[Work to complete] Copy every line with the string "CENNET" in it.

[Data provided]
=-=-=-=-=
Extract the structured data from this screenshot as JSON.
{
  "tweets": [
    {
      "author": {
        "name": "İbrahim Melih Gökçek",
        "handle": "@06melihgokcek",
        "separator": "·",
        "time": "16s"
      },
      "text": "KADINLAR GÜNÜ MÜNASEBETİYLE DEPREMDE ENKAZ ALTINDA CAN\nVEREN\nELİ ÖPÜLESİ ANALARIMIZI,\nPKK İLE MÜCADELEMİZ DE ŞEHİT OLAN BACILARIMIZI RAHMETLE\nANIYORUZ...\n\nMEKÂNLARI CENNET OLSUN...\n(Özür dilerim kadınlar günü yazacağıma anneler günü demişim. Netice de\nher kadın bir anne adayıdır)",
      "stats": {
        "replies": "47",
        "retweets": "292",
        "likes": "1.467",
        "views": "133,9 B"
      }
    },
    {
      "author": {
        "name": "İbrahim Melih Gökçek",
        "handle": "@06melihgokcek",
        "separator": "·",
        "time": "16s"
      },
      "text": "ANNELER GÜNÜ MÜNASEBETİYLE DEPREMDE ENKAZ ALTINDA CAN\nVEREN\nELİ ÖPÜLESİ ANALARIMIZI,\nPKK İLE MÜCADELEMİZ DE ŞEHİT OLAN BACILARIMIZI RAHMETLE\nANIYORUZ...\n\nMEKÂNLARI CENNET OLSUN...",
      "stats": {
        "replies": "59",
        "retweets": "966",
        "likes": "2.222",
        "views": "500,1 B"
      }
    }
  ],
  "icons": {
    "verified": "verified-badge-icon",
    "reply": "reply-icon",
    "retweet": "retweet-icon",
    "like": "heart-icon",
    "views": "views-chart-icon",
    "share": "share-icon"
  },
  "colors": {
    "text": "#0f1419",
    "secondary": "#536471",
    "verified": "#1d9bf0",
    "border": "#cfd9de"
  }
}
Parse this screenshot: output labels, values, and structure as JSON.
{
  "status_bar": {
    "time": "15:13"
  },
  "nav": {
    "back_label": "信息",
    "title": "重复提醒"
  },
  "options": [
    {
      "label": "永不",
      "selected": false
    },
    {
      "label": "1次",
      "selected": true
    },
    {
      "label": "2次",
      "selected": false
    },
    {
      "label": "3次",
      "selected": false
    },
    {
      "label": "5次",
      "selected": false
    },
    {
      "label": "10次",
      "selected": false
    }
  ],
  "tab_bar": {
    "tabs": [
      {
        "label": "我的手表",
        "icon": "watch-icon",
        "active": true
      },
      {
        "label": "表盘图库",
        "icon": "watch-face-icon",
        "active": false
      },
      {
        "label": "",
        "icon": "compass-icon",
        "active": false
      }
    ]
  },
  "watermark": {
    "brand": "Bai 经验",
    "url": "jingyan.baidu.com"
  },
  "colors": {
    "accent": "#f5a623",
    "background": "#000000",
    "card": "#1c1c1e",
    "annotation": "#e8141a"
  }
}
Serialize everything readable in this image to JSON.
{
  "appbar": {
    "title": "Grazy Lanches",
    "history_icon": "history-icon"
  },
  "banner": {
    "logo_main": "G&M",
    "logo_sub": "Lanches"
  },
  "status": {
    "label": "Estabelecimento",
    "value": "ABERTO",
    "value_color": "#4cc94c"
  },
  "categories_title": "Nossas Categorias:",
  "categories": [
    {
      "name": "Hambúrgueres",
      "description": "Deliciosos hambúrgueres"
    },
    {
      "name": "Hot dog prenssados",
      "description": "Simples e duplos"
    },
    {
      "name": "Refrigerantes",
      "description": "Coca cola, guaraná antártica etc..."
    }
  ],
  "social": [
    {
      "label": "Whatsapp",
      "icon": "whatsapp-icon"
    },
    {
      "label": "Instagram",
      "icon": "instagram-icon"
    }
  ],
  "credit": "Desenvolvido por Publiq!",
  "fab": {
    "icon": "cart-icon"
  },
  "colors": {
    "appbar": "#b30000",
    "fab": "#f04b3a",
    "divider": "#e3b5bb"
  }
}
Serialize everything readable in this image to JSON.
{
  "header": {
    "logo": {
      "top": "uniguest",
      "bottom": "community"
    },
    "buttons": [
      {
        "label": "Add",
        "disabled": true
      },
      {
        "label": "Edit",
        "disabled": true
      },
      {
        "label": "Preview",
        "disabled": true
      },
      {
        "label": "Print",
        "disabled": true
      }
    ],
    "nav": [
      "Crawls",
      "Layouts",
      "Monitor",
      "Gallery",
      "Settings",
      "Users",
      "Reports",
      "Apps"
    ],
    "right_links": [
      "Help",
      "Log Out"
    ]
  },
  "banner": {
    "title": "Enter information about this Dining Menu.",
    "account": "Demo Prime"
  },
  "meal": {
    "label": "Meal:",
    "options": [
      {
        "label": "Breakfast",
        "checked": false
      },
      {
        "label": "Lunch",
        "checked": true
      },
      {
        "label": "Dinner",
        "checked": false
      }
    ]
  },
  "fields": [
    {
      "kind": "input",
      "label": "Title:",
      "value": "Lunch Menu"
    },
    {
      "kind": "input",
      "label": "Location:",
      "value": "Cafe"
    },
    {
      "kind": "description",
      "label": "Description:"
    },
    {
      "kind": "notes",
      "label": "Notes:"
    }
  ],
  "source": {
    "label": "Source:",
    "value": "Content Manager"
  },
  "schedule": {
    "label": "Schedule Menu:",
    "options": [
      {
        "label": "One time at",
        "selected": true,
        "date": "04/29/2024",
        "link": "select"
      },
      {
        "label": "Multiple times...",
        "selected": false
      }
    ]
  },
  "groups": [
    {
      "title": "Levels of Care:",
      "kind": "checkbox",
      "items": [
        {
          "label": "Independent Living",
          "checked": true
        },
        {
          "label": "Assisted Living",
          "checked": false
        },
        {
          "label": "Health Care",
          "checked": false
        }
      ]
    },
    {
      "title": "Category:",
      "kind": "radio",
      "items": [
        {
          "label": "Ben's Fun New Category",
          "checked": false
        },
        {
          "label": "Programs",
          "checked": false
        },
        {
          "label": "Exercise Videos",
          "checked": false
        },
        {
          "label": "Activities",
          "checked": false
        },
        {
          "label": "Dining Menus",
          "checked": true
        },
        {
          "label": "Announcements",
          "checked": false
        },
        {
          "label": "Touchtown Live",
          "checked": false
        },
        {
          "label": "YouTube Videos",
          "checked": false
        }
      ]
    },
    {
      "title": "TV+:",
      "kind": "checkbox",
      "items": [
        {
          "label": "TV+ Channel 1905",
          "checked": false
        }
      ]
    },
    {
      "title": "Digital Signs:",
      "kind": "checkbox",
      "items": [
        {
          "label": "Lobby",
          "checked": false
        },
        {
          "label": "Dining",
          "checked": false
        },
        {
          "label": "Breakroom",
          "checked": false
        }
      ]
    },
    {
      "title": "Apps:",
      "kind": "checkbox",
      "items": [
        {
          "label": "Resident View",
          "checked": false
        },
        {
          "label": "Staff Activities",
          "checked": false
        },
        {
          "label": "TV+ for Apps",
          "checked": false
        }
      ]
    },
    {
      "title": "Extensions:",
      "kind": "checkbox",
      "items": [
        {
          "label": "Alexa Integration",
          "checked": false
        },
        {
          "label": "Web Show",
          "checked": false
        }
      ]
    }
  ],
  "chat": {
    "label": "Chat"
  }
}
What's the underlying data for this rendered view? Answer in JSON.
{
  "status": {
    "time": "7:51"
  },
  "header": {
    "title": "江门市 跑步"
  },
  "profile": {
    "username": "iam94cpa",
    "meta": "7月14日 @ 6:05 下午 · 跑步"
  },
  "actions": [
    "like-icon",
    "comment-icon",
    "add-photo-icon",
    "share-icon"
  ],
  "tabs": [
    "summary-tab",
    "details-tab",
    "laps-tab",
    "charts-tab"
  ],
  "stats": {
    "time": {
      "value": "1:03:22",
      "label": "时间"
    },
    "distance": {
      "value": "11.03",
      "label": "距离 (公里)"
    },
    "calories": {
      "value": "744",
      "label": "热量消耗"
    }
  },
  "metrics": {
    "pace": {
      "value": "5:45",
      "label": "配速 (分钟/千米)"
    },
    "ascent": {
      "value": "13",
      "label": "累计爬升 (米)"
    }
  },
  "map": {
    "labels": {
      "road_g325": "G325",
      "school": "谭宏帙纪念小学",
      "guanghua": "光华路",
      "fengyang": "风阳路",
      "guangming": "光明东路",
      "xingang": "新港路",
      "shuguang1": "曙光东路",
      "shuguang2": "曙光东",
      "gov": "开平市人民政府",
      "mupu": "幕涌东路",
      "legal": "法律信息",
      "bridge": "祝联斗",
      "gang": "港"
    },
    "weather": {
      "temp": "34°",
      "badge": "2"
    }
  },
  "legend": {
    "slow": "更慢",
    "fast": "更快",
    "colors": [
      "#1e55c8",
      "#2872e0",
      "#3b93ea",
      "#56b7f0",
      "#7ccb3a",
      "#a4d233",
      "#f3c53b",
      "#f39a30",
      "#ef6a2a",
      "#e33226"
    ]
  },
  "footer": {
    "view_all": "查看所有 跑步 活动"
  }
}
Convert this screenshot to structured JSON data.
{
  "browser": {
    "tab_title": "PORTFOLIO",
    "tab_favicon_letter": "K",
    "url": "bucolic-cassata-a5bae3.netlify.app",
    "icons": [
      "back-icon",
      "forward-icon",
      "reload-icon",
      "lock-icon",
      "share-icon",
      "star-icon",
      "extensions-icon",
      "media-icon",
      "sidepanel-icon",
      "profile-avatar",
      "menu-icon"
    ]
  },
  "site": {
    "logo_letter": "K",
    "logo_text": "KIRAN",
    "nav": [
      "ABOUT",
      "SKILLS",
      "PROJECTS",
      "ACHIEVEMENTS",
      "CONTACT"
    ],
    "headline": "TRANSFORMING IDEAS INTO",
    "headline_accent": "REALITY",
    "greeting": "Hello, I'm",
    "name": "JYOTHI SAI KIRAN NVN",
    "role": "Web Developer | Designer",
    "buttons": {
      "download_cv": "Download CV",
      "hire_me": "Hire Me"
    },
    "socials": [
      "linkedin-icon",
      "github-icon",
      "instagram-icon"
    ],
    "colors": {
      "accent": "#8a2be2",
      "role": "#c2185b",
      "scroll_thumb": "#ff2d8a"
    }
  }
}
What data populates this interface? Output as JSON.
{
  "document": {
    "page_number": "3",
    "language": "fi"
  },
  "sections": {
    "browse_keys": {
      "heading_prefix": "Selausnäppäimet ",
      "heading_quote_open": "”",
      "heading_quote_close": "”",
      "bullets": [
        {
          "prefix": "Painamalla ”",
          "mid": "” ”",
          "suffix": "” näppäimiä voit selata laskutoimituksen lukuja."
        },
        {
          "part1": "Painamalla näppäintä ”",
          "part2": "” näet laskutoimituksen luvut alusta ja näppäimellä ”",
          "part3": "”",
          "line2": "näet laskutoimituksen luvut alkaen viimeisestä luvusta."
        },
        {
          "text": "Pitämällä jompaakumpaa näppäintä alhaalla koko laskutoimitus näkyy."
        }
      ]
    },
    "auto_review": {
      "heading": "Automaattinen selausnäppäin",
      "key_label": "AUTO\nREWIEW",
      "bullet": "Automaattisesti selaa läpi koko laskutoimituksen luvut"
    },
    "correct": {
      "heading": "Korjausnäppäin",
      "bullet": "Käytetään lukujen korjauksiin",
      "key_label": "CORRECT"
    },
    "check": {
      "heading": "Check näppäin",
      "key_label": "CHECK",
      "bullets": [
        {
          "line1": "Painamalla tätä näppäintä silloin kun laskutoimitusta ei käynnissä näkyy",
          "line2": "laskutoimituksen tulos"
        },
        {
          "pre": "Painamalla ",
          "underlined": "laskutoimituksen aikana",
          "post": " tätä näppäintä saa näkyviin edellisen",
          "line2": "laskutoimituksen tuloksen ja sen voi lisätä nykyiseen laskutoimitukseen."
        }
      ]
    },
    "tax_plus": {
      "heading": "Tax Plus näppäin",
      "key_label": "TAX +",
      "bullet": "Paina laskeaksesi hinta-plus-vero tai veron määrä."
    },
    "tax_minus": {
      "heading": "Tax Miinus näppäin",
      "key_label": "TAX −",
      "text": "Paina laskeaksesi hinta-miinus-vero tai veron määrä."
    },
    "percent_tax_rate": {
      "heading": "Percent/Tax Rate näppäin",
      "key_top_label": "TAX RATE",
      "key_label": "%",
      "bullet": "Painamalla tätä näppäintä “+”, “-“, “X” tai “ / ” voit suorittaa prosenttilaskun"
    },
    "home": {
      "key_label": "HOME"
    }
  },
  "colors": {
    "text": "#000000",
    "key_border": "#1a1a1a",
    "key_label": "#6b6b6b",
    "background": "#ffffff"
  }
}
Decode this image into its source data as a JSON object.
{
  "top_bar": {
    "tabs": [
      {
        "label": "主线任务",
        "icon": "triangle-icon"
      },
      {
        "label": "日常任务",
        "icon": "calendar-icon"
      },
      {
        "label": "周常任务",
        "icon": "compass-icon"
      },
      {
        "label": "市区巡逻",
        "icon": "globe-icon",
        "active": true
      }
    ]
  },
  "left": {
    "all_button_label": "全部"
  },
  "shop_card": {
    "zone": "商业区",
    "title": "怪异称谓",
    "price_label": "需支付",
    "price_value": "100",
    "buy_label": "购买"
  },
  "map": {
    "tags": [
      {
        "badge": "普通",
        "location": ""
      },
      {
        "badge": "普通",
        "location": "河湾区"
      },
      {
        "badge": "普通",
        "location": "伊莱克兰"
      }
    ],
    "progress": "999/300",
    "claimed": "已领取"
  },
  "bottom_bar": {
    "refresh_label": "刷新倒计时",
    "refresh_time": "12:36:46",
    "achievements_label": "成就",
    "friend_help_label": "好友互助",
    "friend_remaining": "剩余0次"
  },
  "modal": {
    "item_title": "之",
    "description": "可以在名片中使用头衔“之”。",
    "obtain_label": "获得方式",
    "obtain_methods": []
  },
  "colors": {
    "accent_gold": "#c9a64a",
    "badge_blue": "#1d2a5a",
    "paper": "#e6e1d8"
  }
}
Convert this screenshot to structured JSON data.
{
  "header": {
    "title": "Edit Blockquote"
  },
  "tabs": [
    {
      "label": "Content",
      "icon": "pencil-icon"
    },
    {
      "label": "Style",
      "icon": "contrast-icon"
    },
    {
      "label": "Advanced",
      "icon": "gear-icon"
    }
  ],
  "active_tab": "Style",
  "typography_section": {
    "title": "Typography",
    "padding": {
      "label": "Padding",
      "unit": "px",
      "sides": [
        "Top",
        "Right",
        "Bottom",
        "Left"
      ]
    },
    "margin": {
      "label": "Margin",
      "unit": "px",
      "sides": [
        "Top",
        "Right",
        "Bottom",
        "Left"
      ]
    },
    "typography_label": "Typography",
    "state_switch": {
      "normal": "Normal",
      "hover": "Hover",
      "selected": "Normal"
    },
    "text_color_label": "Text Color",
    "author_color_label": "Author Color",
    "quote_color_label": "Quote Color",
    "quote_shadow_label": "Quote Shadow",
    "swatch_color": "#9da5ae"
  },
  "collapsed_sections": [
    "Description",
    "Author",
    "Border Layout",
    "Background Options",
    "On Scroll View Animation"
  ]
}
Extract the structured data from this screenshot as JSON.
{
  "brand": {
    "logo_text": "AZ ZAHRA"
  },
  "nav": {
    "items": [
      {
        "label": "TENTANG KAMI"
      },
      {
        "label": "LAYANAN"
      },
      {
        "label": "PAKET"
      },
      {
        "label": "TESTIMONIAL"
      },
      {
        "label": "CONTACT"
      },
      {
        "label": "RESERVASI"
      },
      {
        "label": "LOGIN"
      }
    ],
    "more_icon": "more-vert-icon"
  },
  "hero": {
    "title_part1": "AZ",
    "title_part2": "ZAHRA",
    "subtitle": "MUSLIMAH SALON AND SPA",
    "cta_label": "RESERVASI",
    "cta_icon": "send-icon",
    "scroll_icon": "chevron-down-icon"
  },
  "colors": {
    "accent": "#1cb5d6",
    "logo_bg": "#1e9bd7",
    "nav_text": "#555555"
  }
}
=-=-=-=-=
[In response]
      "text": "KADINLAR GÜNÜ MÜNASEBETİYLE DEPREMDE ENKAZ ALTINDA CAN\nVEREN\nELİ ÖPÜLESİ ANALARIMIZI,\nPKK İLE MÜCADELEMİZ DE ŞEHİT OLAN BACILARIMIZI RAHMETLE\nANIYORUZ...\n\nMEKÂNLARI CENNET OLSUN...\n(Özür dilerim kadınlar günü yazacağıma anneler günü demişim. Netice de\nher kadın bir anne adayıdır)",
      "text": "ANNELER GÜNÜ MÜNASEBETİYLE DEPREMDE ENKAZ ALTINDA CAN\nVEREN\nELİ ÖPÜLESİ ANALARIMIZI,\nPKK İLE MÜCADELEMİZ DE ŞEHİT OLAN BACILARIMIZI RAHMETLE\nANIYORUZ...\n\nMEKÂNLARI CENNET OLSUN...",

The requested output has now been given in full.